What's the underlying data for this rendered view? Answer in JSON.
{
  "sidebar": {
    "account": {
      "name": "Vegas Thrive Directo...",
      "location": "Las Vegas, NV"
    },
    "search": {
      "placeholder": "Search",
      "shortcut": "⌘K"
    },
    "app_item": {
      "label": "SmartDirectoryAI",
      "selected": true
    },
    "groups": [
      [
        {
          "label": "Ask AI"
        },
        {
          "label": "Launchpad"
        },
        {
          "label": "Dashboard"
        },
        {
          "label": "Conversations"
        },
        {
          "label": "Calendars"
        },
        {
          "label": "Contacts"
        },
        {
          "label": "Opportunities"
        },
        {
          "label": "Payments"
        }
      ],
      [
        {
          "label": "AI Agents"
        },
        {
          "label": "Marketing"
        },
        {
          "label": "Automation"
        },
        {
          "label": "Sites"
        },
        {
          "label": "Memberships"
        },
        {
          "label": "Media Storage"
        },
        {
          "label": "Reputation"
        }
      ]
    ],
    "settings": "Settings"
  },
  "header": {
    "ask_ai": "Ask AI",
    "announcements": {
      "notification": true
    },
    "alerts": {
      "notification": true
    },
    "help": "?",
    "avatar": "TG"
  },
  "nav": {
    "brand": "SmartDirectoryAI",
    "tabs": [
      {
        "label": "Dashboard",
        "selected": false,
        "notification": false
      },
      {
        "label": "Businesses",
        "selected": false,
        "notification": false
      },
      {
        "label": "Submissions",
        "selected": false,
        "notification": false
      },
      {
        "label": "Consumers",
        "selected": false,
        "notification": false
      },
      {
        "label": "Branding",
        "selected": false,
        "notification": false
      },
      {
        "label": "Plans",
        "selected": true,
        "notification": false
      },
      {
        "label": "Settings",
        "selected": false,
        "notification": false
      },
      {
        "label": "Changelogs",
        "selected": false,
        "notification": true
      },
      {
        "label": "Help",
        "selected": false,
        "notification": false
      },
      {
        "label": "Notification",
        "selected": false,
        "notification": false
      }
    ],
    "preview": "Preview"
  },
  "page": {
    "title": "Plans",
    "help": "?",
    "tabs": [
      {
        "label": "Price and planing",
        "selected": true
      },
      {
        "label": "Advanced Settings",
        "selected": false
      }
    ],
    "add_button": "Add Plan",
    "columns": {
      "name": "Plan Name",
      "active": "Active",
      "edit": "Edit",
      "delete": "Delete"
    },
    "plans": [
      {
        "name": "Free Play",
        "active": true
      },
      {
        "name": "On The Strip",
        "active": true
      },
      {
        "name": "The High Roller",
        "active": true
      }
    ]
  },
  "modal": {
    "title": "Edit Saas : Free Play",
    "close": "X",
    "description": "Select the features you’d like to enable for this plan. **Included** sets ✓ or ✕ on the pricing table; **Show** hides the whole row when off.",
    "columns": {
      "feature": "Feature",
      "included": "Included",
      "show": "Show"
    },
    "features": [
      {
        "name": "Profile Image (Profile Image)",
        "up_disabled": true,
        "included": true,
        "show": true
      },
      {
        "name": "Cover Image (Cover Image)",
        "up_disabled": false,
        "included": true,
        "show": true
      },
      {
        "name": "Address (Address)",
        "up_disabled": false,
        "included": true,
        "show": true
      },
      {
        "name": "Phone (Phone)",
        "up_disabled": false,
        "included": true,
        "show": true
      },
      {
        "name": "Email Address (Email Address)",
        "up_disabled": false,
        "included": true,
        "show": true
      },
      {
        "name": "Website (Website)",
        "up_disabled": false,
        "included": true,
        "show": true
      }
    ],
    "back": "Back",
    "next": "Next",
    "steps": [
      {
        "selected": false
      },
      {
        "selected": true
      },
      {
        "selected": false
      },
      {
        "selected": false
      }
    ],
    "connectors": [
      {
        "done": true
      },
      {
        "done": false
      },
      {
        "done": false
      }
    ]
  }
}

• **Task instructions**
From the data above, show each line that contains "Settings".

• **Result of this exercise**
    "settings": "Settings"
        "label": "Settings",
        "label": "Advanced Settings",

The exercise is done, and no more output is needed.